— START INFORMATION SHOWN —
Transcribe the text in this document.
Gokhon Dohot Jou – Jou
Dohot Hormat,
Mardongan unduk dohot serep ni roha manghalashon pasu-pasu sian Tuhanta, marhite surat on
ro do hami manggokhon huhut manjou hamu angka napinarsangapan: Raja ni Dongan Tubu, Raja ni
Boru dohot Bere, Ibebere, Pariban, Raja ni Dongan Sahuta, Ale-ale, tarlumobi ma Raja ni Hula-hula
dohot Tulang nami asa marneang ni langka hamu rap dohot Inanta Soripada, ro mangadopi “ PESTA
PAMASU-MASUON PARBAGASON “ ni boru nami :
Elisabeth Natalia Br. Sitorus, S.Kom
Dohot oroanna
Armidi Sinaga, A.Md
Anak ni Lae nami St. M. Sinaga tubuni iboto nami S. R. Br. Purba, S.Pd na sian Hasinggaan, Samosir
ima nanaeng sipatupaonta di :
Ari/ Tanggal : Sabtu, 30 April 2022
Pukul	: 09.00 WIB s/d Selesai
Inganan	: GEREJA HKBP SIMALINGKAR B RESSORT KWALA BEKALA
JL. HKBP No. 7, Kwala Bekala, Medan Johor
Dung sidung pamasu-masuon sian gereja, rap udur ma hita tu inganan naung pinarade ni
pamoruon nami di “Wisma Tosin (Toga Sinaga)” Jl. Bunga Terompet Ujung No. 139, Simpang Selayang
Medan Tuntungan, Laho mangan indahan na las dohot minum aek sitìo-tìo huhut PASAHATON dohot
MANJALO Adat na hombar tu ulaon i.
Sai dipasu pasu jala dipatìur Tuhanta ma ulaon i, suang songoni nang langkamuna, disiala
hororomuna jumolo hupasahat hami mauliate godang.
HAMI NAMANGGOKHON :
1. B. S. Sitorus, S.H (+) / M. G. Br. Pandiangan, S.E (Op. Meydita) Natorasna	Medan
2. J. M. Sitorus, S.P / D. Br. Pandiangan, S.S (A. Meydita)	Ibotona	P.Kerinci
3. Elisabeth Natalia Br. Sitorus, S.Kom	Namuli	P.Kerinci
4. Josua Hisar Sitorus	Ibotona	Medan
— END INFORMATION SHOWN —
[TASK GOAL] Write out the entire listing exactly.

[CORRECT ANSWER]
Transcribe the text in this document.
Gokhon Dohot Jou – Jou
Dohot Hormat,
Mardongan unduk dohot serep ni roha manghalashon pasu-pasu sian Tuhanta, marhite surat on
ro do hami manggokhon huhut manjou hamu angka napinarsangapan: Raja ni Dongan Tubu, Raja ni
Boru dohot Bere, Ibebere, Pariban, Raja ni Dongan Sahuta, Ale-ale, tarlumobi ma Raja ni Hula-hula
dohot Tulang nami asa marneang ni langka hamu rap dohot Inanta Soripada, ro mangadopi “ PESTA
PAMASU-MASUON PARBAGASON “ ni boru nami :
Elisabeth Natalia Br. Sitorus, S.Kom
Dohot oroanna
Armidi Sinaga, A.Md
Anak ni Lae nami St. M. Sinaga tubuni iboto nami S. R. Br. Purba, S.Pd na sian Hasinggaan, Samosir
ima nanaeng sipatupaonta di :
Ari/ Tanggal : Sabtu, 30 April 2022
Pukul	: 09.00 WIB s/d Selesai
Inganan	: GEREJA HKBP SIMALINGKAR B RESSORT KWALA BEKALA
JL. HKBP No. 7, Kwala Bekala, Medan Johor
Dung sidung pamasu-masuon sian gereja, rap udur ma hita tu inganan naung pinarade ni
pamoruon nami di “Wisma Tosin (Toga Sinaga)” Jl. Bunga Terompet Ujung No. 139, Simpang Selayang
Medan Tuntungan, Laho mangan indahan na las dohot minum aek sitìo-tìo huhut PASAHATON dohot
MANJALO Adat na hombar tu ulaon i.
Sai dipasu pasu jala dipatìur Tuhanta ma ulaon i, suang songoni nang langkamuna, disiala
hororomuna jumolo hupasahat hami mauliate godang.
HAMI NAMANGGOKHON :
1. B. S. Sitorus, S.H (+) / M. G. Br. Pandiangan, S.E (Op. Meydita) Natorasna	Medan
2. J. M. Sitorus, S.P / D. Br. Pandiangan, S.S (A. Meydita)	Ibotona	P.Kerinci
3. Elisabeth Natalia Br. Sitorus, S.Kom	Namuli	P.Kerinci
4. Josua Hisar Sitorus	Ibotona	Medan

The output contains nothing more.